__EXERCISE AIM__. Wherever the string "para" appears, copy the whole line.

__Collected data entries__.
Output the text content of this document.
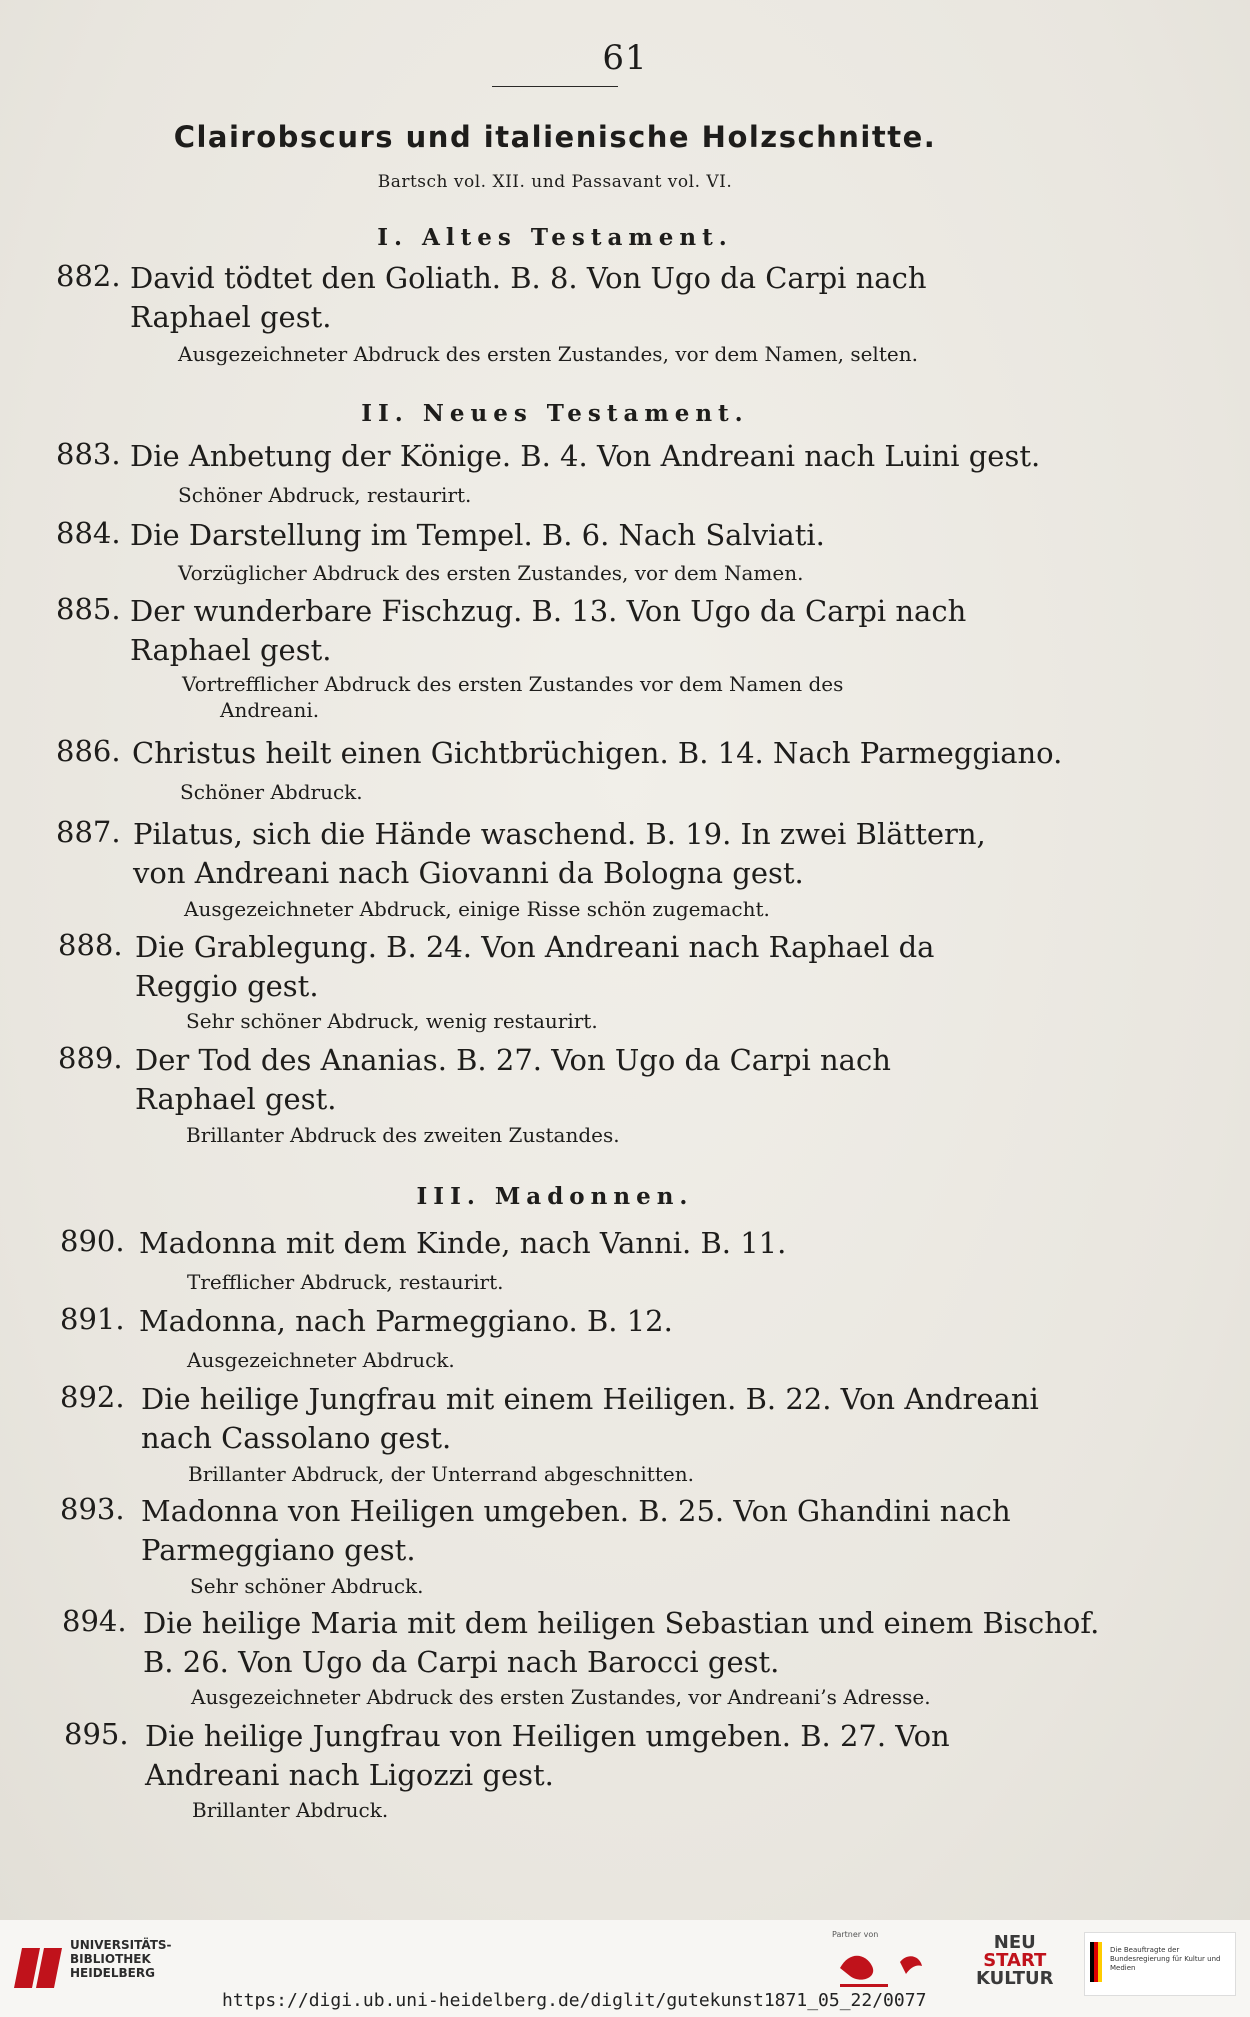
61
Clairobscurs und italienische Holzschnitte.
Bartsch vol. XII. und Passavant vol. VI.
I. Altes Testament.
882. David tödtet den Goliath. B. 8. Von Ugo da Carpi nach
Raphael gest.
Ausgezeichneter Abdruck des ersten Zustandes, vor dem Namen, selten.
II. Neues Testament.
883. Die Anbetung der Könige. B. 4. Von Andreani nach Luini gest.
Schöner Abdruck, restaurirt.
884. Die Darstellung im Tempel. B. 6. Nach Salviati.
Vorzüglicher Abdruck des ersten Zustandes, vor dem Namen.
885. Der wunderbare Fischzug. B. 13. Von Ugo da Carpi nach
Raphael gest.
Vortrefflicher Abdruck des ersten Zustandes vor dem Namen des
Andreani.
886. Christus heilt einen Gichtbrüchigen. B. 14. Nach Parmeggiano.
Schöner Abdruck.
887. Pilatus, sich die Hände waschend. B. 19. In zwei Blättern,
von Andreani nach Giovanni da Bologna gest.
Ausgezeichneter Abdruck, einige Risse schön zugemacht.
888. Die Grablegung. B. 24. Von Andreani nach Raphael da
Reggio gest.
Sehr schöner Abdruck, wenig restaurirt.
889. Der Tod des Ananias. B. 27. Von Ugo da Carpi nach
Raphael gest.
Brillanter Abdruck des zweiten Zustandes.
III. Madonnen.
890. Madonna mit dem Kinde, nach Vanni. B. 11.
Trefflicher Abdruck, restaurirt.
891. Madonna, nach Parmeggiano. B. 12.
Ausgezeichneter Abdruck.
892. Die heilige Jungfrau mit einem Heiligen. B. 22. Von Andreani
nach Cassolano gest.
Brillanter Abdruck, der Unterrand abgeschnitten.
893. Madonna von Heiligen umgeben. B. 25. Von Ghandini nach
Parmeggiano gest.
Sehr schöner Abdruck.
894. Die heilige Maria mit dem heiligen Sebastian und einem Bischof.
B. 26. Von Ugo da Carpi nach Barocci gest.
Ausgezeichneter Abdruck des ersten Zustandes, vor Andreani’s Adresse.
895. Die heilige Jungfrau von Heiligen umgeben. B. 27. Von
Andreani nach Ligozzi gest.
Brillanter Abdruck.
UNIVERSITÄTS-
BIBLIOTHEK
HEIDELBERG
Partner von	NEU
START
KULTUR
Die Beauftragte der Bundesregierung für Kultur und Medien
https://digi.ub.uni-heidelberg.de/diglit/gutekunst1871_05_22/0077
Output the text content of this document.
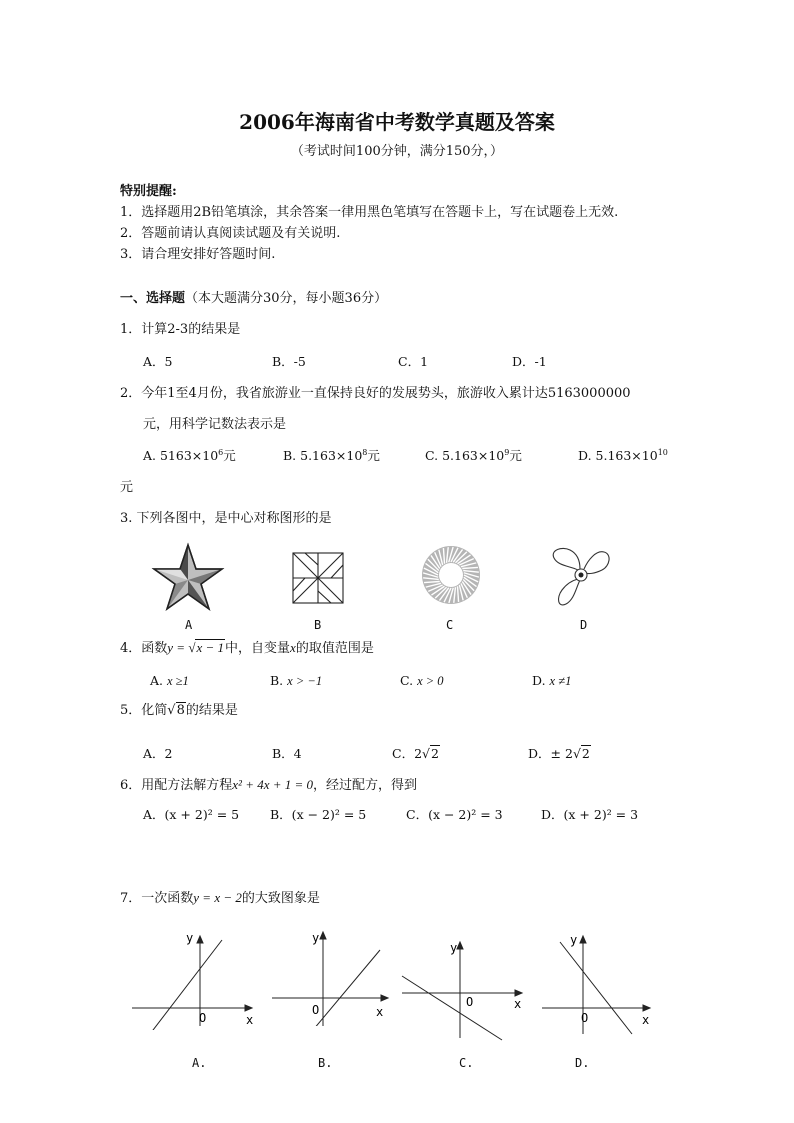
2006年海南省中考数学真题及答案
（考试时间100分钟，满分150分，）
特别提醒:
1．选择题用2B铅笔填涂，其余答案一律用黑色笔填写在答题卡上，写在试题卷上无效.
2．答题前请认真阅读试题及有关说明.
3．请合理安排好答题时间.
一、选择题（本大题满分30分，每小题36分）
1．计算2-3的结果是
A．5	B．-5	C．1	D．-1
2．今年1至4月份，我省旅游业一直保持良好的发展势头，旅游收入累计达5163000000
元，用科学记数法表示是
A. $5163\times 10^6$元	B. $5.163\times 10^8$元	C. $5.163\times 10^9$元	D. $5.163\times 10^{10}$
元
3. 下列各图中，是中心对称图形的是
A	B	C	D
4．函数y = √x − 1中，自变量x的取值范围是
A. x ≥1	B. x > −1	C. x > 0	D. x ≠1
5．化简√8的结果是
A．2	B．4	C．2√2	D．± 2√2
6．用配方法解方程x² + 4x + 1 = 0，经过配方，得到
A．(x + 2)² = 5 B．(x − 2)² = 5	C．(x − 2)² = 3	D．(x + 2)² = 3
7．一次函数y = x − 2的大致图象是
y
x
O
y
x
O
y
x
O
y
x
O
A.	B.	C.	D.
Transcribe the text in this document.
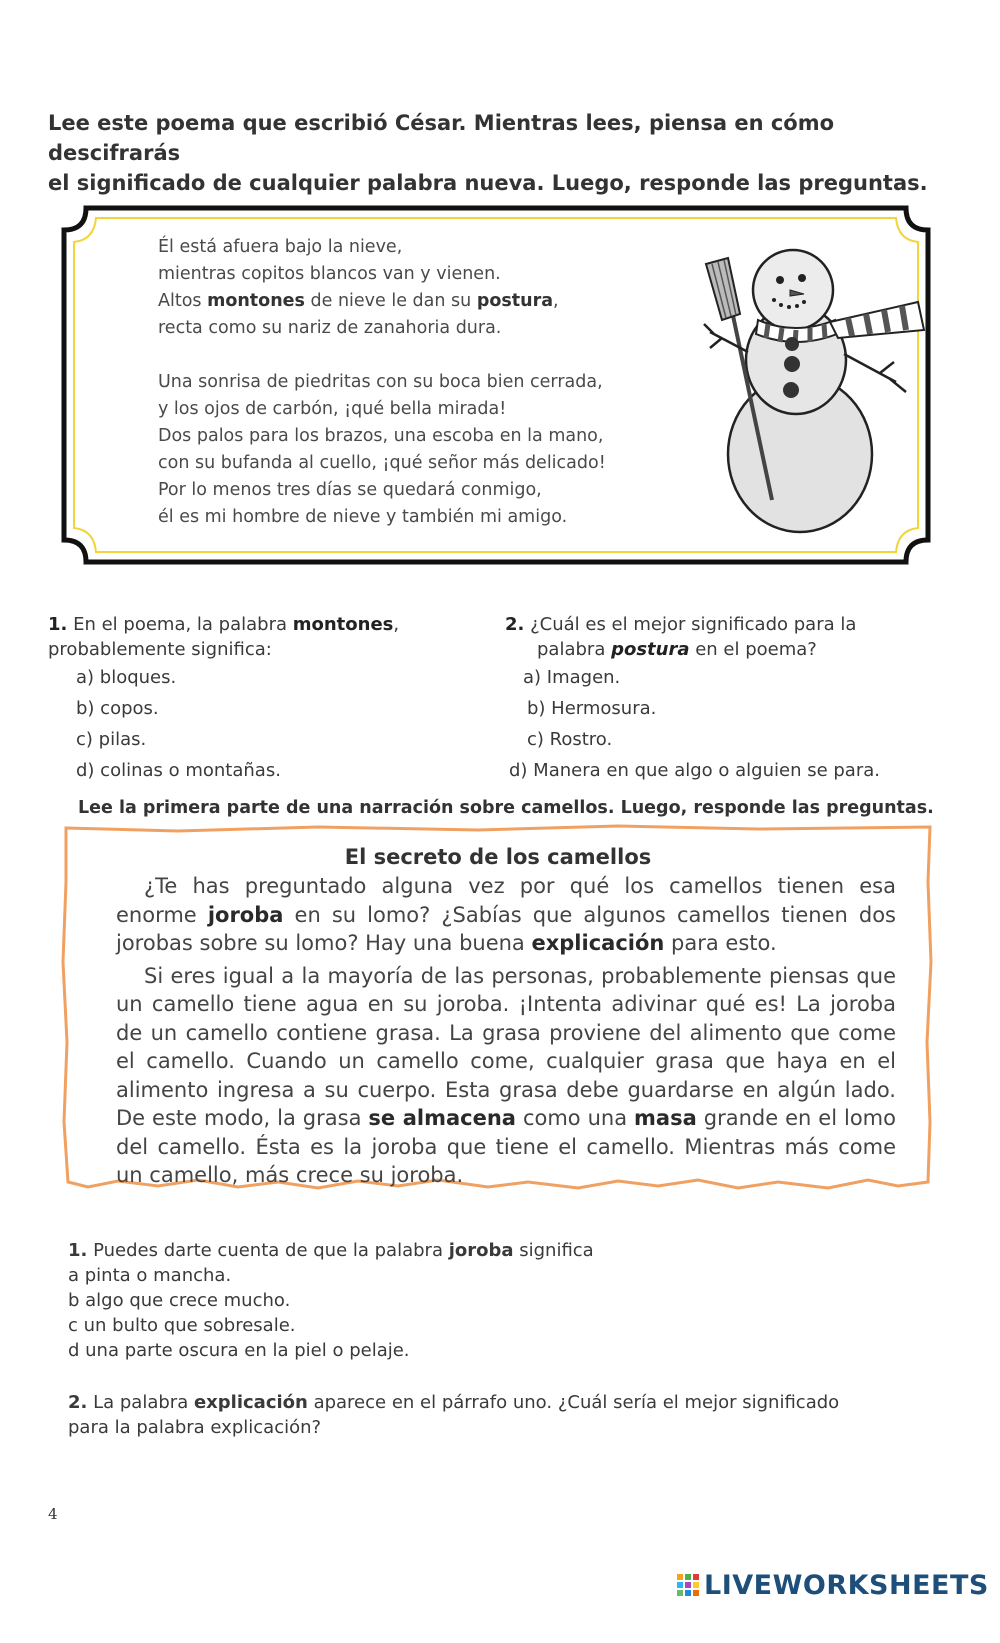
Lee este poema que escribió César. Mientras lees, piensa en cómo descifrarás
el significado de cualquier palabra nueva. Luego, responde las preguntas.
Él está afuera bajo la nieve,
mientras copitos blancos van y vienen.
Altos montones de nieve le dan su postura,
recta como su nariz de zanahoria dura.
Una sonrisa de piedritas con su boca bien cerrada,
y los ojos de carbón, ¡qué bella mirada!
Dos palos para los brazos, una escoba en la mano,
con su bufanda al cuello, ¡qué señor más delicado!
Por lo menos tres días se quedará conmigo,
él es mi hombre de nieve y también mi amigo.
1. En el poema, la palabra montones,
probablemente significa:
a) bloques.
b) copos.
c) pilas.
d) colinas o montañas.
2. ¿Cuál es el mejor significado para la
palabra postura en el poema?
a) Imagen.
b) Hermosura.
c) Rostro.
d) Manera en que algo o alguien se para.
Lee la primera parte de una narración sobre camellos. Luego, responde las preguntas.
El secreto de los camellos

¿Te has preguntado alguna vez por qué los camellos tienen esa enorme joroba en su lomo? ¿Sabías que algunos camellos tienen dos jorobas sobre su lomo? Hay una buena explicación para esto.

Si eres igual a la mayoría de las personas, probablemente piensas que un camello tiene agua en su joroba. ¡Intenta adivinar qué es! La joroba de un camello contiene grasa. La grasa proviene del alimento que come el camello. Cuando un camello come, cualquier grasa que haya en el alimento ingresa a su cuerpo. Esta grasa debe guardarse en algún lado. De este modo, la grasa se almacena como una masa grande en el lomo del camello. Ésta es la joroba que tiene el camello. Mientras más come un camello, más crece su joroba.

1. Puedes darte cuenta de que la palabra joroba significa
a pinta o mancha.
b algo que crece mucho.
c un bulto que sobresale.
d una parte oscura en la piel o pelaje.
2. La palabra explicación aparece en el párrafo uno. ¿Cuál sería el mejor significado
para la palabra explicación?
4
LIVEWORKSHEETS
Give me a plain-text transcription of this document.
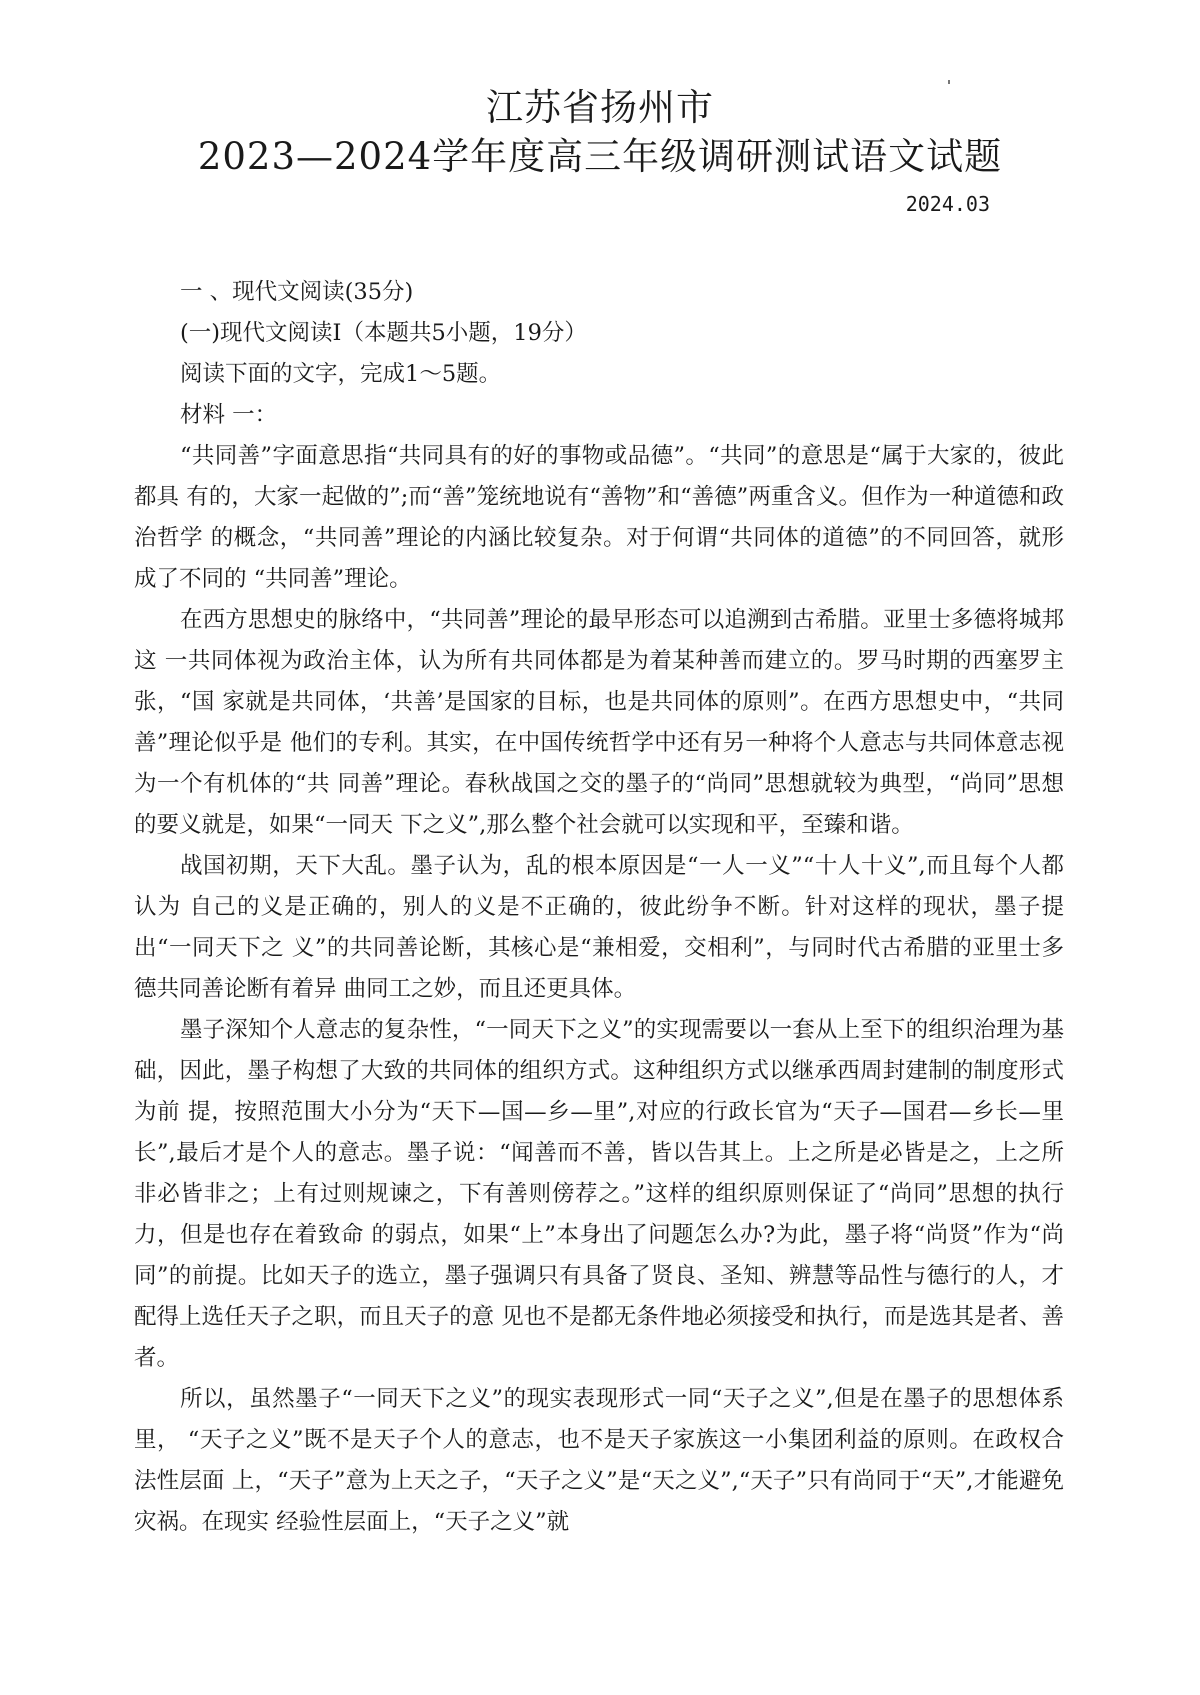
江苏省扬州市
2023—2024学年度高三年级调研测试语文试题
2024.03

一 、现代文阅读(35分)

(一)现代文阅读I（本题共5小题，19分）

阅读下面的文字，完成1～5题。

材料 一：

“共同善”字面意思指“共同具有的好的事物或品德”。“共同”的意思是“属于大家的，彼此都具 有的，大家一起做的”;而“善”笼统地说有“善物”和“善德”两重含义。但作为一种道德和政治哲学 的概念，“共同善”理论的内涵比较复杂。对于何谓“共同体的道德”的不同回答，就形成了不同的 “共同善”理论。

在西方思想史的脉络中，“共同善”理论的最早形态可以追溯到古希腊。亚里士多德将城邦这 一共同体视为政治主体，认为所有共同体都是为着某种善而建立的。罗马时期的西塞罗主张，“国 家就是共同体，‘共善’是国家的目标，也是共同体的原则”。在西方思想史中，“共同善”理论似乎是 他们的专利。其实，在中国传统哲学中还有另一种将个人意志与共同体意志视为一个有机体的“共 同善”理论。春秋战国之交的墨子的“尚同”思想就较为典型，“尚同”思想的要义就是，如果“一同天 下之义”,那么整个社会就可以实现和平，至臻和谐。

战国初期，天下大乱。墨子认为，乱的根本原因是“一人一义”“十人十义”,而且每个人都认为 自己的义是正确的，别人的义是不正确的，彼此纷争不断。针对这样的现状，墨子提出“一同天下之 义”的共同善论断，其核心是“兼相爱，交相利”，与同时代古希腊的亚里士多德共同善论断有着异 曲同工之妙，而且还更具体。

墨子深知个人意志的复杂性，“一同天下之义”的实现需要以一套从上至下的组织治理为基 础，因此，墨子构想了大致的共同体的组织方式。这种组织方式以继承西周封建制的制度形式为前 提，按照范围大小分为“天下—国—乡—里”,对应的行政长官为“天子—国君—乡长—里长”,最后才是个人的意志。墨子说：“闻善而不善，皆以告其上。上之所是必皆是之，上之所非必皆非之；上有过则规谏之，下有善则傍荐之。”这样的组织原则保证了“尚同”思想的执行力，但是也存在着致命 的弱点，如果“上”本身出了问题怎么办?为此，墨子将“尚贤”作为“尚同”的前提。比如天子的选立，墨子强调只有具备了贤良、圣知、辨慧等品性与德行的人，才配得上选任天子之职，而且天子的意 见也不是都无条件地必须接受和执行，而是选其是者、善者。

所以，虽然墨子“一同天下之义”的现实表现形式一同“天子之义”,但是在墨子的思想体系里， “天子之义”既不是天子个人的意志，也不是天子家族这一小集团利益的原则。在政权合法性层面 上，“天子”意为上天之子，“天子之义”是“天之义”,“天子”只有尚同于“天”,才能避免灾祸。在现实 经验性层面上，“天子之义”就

__ANSWER__.
Dos palos para los brazos, una escoba en la mano,
2. ¿Cuál es el mejor significado para la
d) Manera en que algo o alguien se para.
¿Te has preguntado alguna vez por qué los camellos tienen esa enorme joroba en su lomo? ¿Sabías que algunos camellos tienen dos jorobas sobre su lomo? Hay una buena explicación para esto.
para la palabra explicación?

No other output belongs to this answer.